▶ WRITTEN REQUEST: Count the lines in the rows below that contain the string "heading", with case counting, and give only the number.

▶ ENTRIES PROVIDED:
..............................
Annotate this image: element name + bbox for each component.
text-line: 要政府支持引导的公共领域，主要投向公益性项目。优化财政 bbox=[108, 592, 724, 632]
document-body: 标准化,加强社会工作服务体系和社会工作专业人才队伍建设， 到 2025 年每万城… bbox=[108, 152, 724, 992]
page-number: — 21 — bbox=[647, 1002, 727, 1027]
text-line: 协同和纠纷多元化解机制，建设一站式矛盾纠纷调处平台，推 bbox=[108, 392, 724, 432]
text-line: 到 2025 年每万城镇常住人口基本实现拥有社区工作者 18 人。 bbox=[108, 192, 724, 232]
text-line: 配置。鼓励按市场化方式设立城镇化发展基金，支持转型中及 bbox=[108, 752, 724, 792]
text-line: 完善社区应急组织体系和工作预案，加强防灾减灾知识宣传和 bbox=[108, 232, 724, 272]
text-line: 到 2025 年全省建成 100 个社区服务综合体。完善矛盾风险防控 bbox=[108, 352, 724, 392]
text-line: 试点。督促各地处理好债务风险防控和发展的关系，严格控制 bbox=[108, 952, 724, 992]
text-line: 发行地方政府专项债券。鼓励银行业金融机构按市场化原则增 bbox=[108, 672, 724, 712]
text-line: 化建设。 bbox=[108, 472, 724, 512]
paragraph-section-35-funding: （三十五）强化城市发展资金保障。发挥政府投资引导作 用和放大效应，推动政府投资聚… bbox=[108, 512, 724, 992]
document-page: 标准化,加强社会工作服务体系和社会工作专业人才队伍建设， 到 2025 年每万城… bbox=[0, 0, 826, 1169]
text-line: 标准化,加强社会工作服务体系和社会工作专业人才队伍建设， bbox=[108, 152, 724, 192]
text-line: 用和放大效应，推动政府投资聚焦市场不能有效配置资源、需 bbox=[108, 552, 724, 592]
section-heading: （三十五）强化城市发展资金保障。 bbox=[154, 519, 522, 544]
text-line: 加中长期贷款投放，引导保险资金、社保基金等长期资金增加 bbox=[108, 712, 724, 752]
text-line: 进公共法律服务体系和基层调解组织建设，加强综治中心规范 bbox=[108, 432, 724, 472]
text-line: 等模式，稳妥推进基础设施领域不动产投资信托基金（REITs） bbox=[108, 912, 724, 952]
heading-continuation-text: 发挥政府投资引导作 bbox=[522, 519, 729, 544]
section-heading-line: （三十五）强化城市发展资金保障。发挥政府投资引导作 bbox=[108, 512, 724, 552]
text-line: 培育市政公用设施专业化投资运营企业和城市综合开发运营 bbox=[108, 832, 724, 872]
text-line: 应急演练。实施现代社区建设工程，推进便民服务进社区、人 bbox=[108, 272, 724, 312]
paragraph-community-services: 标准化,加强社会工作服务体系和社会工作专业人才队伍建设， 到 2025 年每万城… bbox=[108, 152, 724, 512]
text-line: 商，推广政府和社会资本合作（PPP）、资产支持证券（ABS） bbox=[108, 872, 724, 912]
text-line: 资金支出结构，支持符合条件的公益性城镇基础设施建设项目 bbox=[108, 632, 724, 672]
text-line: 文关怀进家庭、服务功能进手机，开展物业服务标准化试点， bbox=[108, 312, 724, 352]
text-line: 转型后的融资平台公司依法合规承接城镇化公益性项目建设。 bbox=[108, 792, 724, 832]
..............................
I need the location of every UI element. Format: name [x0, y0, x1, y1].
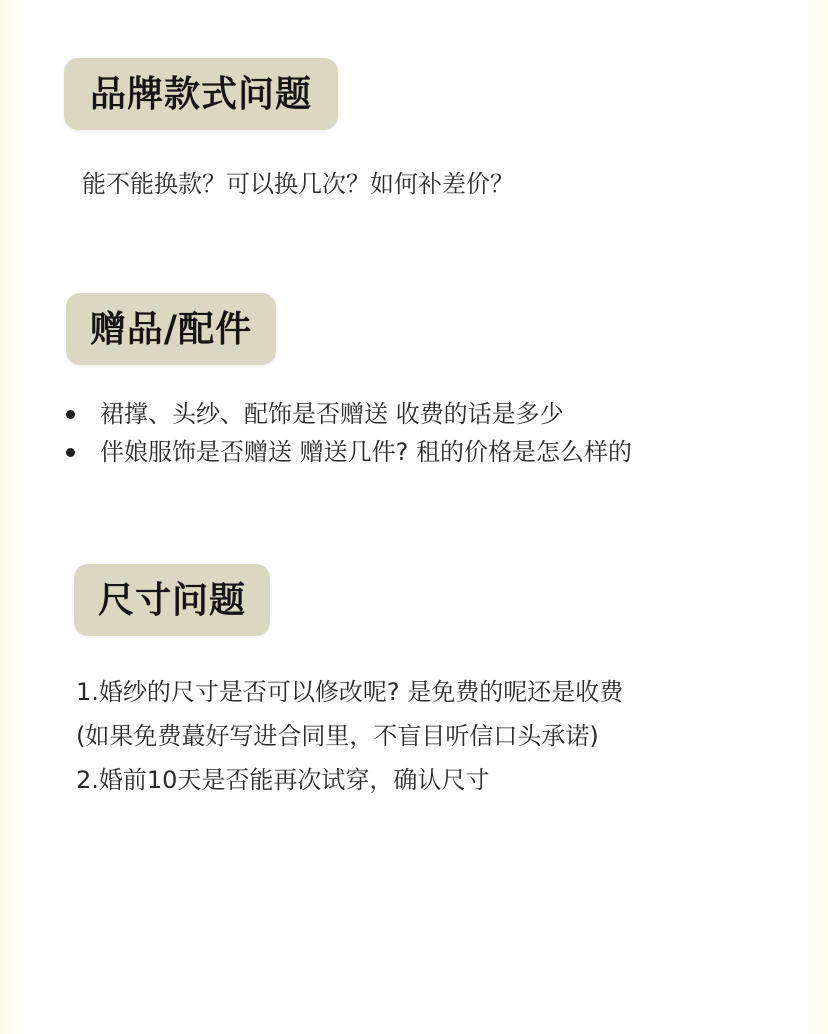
..............................
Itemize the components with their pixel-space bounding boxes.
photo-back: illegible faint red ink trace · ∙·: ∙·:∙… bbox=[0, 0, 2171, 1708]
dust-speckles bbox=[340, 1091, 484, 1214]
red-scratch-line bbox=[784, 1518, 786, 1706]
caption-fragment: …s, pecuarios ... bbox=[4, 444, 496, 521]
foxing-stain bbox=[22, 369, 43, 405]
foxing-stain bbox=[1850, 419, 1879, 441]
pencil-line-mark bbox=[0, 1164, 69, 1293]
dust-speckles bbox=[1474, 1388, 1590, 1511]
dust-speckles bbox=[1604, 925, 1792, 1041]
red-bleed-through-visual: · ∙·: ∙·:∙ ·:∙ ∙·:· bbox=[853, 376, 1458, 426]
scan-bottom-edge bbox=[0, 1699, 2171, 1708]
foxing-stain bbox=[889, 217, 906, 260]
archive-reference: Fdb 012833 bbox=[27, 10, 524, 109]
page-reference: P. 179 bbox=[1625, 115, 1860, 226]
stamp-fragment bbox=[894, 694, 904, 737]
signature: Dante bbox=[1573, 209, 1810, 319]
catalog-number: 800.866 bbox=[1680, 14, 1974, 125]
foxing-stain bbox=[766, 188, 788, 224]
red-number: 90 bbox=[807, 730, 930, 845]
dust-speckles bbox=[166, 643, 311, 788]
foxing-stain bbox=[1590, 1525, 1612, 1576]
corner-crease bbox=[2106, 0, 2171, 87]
..............................
▶ SOLVED PROBLEM: 3